▸ **Dataset items**:
==*==

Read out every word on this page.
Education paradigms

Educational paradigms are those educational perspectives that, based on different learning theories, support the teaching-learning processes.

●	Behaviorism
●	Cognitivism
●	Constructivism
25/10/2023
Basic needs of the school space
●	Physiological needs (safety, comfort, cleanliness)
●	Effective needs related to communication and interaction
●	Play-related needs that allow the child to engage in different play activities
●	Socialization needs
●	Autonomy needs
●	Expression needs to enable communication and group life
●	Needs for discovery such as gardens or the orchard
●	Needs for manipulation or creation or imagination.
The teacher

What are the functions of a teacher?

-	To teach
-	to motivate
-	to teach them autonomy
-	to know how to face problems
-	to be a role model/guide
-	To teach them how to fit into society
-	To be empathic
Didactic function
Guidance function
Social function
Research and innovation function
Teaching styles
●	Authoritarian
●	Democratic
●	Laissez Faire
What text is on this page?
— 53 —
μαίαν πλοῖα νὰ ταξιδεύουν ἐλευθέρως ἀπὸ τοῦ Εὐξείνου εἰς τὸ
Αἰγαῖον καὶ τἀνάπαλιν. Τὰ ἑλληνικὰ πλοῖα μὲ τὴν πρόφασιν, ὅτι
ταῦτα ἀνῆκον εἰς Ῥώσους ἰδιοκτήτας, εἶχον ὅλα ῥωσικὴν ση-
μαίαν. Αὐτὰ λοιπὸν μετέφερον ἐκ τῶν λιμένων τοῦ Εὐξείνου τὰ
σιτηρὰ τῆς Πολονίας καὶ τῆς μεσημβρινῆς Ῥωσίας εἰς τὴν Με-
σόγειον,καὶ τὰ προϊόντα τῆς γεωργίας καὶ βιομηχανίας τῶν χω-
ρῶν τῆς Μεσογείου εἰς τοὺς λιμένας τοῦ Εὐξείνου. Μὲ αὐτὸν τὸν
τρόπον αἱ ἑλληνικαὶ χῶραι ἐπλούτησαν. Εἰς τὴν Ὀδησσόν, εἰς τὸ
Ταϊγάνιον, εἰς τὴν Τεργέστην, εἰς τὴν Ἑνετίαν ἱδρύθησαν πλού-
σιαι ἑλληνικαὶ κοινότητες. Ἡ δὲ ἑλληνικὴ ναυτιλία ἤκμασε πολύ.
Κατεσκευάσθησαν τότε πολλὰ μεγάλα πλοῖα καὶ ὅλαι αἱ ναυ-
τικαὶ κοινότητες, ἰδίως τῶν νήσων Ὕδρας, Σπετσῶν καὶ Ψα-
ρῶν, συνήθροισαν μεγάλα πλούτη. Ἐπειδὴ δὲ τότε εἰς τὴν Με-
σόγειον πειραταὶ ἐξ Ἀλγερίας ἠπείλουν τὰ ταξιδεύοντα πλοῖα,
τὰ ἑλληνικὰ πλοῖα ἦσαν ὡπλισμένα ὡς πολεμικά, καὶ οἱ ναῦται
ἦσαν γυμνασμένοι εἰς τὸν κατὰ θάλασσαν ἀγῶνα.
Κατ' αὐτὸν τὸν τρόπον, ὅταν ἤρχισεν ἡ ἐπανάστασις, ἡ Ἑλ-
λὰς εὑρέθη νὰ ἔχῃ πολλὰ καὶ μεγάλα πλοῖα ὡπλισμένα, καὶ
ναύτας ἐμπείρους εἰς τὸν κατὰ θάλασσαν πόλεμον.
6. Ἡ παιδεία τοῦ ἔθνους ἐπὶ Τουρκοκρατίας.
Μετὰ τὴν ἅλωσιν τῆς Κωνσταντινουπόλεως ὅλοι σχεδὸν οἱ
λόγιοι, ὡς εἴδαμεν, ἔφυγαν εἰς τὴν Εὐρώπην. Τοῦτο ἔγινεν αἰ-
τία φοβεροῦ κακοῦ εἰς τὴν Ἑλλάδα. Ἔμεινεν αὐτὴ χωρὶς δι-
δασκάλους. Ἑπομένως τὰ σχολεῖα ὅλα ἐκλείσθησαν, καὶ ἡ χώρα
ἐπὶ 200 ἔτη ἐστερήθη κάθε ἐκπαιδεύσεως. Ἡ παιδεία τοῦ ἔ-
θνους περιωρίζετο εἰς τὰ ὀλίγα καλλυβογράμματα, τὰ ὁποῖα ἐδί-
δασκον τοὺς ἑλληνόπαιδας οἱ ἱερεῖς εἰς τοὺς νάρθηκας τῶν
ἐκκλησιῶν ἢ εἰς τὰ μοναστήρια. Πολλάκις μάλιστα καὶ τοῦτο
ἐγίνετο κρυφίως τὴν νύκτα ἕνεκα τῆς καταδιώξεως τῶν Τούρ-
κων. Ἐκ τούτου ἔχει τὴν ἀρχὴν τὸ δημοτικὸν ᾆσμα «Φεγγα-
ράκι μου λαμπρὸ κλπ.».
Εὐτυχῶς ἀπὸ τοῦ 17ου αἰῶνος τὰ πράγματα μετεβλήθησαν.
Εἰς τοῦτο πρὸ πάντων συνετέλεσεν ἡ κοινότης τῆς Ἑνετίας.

==*==

▸ **Problem details**: Exactly reproduce every line of the records.

▸ **Solution to the problem**:
Read out every word on this page.
Education paradigms

Educational paradigms are those educational perspectives that, based on different learning theories, support the teaching-learning processes.

●	Behaviorism
●	Cognitivism
●	Constructivism
25/10/2023
Basic needs of the school space
●	Physiological needs (safety, comfort, cleanliness)
●	Effective needs related to communication and interaction
●	Play-related needs that allow the child to engage in different play activities
●	Socialization needs
●	Autonomy needs
●	Expression needs to enable communication and group life
●	Needs for discovery such as gardens or the orchard
●	Needs for manipulation or creation or imagination.
The teacher

What are the functions of a teacher?

-	To teach
-	to motivate
-	to teach them autonomy
-	to know how to face problems
-	to be a role model/guide
-	To teach them how to fit into society
-	To be empathic
Didactic function
Guidance function
Social function
Research and innovation function
Teaching styles
●	Authoritarian
●	Democratic
●	Laissez Faire
What text is on this page?
— 53 —
μαίαν πλοῖα νὰ ταξιδεύουν ἐλευθέρως ἀπὸ τοῦ Εὐξείνου εἰς τὸ
Αἰγαῖον καὶ τἀνάπαλιν. Τὰ ἑλληνικὰ πλοῖα μὲ τὴν πρόφασιν, ὅτι
ταῦτα ἀνῆκον εἰς Ῥώσους ἰδιοκτήτας, εἶχον ὅλα ῥωσικὴν ση-
μαίαν. Αὐτὰ λοιπὸν μετέφερον ἐκ τῶν λιμένων τοῦ Εὐξείνου τὰ
σιτηρὰ τῆς Πολονίας καὶ τῆς μεσημβρινῆς Ῥωσίας εἰς τὴν Με-
σόγειον,καὶ τὰ προϊόντα τῆς γεωργίας καὶ βιομηχανίας τῶν χω-
ρῶν τῆς Μεσογείου εἰς τοὺς λιμένας τοῦ Εὐξείνου. Μὲ αὐτὸν τὸν
τρόπον αἱ ἑλληνικαὶ χῶραι ἐπλούτησαν. Εἰς τὴν Ὀδησσόν, εἰς τὸ
Ταϊγάνιον, εἰς τὴν Τεργέστην, εἰς τὴν Ἑνετίαν ἱδρύθησαν πλού-
σιαι ἑλληνικαὶ κοινότητες. Ἡ δὲ ἑλληνικὴ ναυτιλία ἤκμασε πολύ.
Κατεσκευάσθησαν τότε πολλὰ μεγάλα πλοῖα καὶ ὅλαι αἱ ναυ-
τικαὶ κοινότητες, ἰδίως τῶν νήσων Ὕδρας, Σπετσῶν καὶ Ψα-
ρῶν, συνήθροισαν μεγάλα πλούτη. Ἐπειδὴ δὲ τότε εἰς τὴν Με-
σόγειον πειραταὶ ἐξ Ἀλγερίας ἠπείλουν τὰ ταξιδεύοντα πλοῖα,
τὰ ἑλληνικὰ πλοῖα ἦσαν ὡπλισμένα ὡς πολεμικά, καὶ οἱ ναῦται
ἦσαν γυμνασμένοι εἰς τὸν κατὰ θάλασσαν ἀγῶνα.
Κατ' αὐτὸν τὸν τρόπον, ὅταν ἤρχισεν ἡ ἐπανάστασις, ἡ Ἑλ-
λὰς εὑρέθη νὰ ἔχῃ πολλὰ καὶ μεγάλα πλοῖα ὡπλισμένα, καὶ
ναύτας ἐμπείρους εἰς τὸν κατὰ θάλασσαν πόλεμον.
6. Ἡ παιδεία τοῦ ἔθνους ἐπὶ Τουρκοκρατίας.
Μετὰ τὴν ἅλωσιν τῆς Κωνσταντινουπόλεως ὅλοι σχεδὸν οἱ
λόγιοι, ὡς εἴδαμεν, ἔφυγαν εἰς τὴν Εὐρώπην. Τοῦτο ἔγινεν αἰ-
τία φοβεροῦ κακοῦ εἰς τὴν Ἑλλάδα. Ἔμεινεν αὐτὴ χωρὶς δι-
δασκάλους. Ἑπομένως τὰ σχολεῖα ὅλα ἐκλείσθησαν, καὶ ἡ χώρα
ἐπὶ 200 ἔτη ἐστερήθη κάθε ἐκπαιδεύσεως. Ἡ παιδεία τοῦ ἔ-
θνους περιωρίζετο εἰς τὰ ὀλίγα καλλυβογράμματα, τὰ ὁποῖα ἐδί-
δασκον τοὺς ἑλληνόπαιδας οἱ ἱερεῖς εἰς τοὺς νάρθηκας τῶν
ἐκκλησιῶν ἢ εἰς τὰ μοναστήρια. Πολλάκις μάλιστα καὶ τοῦτο
ἐγίνετο κρυφίως τὴν νύκτα ἕνεκα τῆς καταδιώξεως τῶν Τούρ-
κων. Ἐκ τούτου ἔχει τὴν ἀρχὴν τὸ δημοτικὸν ᾆσμα «Φεγγα-
ράκι μου λαμπρὸ κλπ.».
Εὐτυχῶς ἀπὸ τοῦ 17ου αἰῶνος τὰ πράγματα μετεβλήθησαν.
Εἰς τοῦτο πρὸ πάντων συνετέλεσεν ἡ κοινότης τῆς Ἑνετίας.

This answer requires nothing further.